• [PROBLEM]: Copy out, character for character, the rows below, beginning with the line that contains "heatmap-cell [584,722,591,727]" and continuing through the line that contains "colorbar-cell [692,724,700,732]", with both of those lines included.

>> START RECORD EXTRACTS

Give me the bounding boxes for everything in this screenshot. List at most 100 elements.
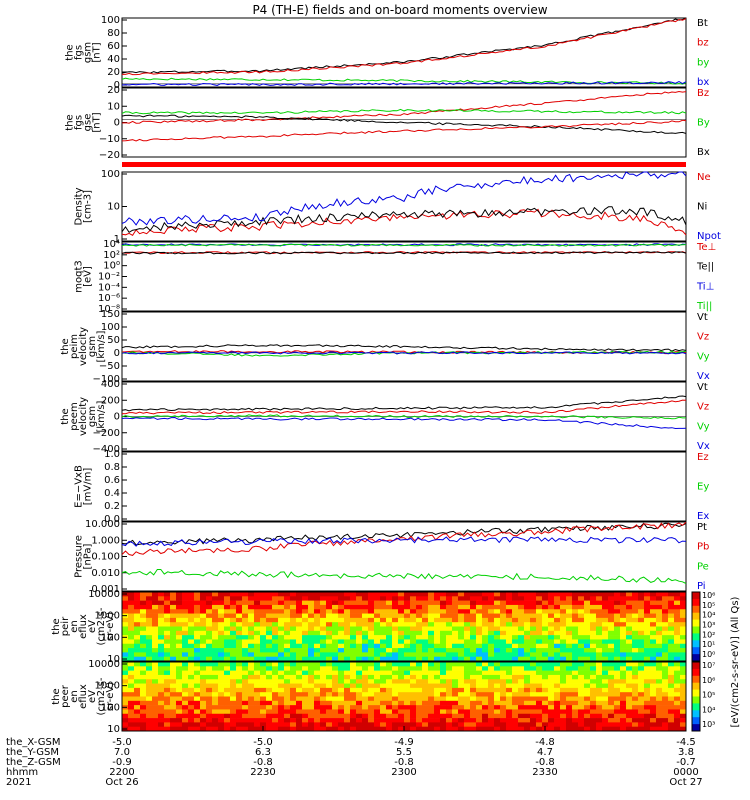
heatmap-cell [584,722,591,727]
heatmap-cell [278,630,285,636]
heatmap-cell [662,596,669,601]
heatmap-cell [344,630,351,636]
heatmap-cell [494,656,501,662]
heatmap-cell [266,622,273,627]
heatmap-cell [650,600,657,606]
heatmap-cell [632,635,639,640]
heatmap-cell [152,643,159,649]
heatmap-cell [242,604,249,610]
heatmap-cell [500,705,507,710]
heatmap-cell [602,648,609,653]
heatmap-cell [302,652,309,657]
heatmap-cell [272,726,279,732]
heatmap-cell [398,666,405,671]
colorbar-cell [692,724,700,732]
y-tick-label: 1.0 [104,449,120,460]
heatmap-cell [452,679,459,684]
heatmap-cell [416,692,423,697]
heatmap-cell [446,609,453,614]
heatmap-cell [566,613,573,619]
heatmap-cell [506,626,513,632]
heatmap-cell [338,600,345,606]
heatmap-cell [518,639,525,645]
heatmap-cell [314,679,321,684]
x-row-label: the_Y-GSM [6,747,59,758]
legend-label: Vt [697,312,708,323]
heatmap-cell [566,687,573,693]
heatmap-cell [344,666,351,671]
heatmap-cell [662,692,669,697]
heatmap-cell [644,617,651,623]
heatmap-cell [164,630,171,636]
heatmap-cell [584,718,591,723]
heatmap-cell [296,705,303,710]
heatmap-cell [440,726,447,732]
heatmap-cell [218,713,225,719]
heatmap-cell [320,670,327,676]
heatmap-cell [152,705,159,710]
heatmap-cell [530,652,537,657]
heatmap-cell [170,696,177,702]
heatmap-cell [308,709,315,715]
heatmap-cell [206,683,213,689]
heatmap-cell [212,674,219,680]
heatmap-cell [596,687,603,693]
heatmap-cell [206,692,213,697]
heatmap-cell [290,613,297,619]
heatmap-cell [440,683,447,689]
heatmap-cell [572,679,579,684]
heatmap-cell [368,692,375,697]
heatmap-cell [578,709,585,715]
heatmap-cell [614,679,621,684]
heatmap-cell [392,592,399,597]
heatmap-cell [578,600,585,606]
heatmap-cell [332,713,339,719]
heatmap-cell [494,670,501,676]
heatmap-cell [434,643,441,649]
heatmap-cell [518,592,525,597]
heatmap-cell [308,630,315,636]
heatmap-cell [512,604,519,610]
heatmap-cell [650,643,657,649]
heatmap-cell [674,639,681,645]
heatmap-cell [242,592,249,597]
series-line-by [121,77,687,85]
heatmap-cell [308,700,315,706]
heatmap-cell [404,643,411,649]
heatmap-cell [500,709,507,715]
heatmap-cell [146,652,153,657]
heatmap-cell [278,696,285,702]
heatmap-cell [548,705,555,710]
heatmap-cell [176,700,183,706]
heatmap-cell [590,656,597,662]
heatmap-cell [626,648,633,653]
heatmap-cell [416,709,423,715]
heatmap-cell [446,696,453,702]
heatmap-cell [146,643,153,649]
heatmap-cell [602,709,609,715]
heatmap-cell [158,656,165,662]
x-time-label: 2330 [532,767,557,778]
colorbar-peer-tick: 10³ [702,720,715,729]
heatmap-cell [350,613,357,619]
heatmap-cell [338,666,345,671]
y-tick-label: 10⁻⁴ [98,282,120,293]
heatmap-cell [422,622,429,627]
heatmap-cell [614,622,621,627]
heatmap-cell [374,613,381,619]
heatmap-cell [356,652,363,657]
heatmap-cell [482,687,489,693]
heatmap-cell [632,652,639,657]
legend-label: Ex [697,511,709,522]
heatmap-cell [224,622,231,627]
heatmap-cell [530,666,537,671]
heatmap-cell [554,639,561,645]
heatmap-cell [290,705,297,710]
heatmap-cell [320,722,327,727]
heatmap-cell [512,718,519,723]
heatmap-cell [590,683,597,689]
heatmap-cell [146,679,153,684]
heatmap-cell [272,639,279,645]
heatmap-cell [668,700,675,706]
heatmap-cell [164,617,171,623]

>> END RECORD EXTRACTS

• [FULL ANSWER]:
heatmap-cell [584,722,591,727]
heatmap-cell [278,630,285,636]
heatmap-cell [662,596,669,601]
heatmap-cell [344,630,351,636]
heatmap-cell [494,656,501,662]
heatmap-cell [266,622,273,627]
heatmap-cell [650,600,657,606]
heatmap-cell [632,635,639,640]
heatmap-cell [152,643,159,649]
heatmap-cell [242,604,249,610]
heatmap-cell [500,705,507,710]
heatmap-cell [602,648,609,653]
heatmap-cell [302,652,309,657]
heatmap-cell [272,726,279,732]
heatmap-cell [398,666,405,671]
colorbar-cell [692,724,700,732]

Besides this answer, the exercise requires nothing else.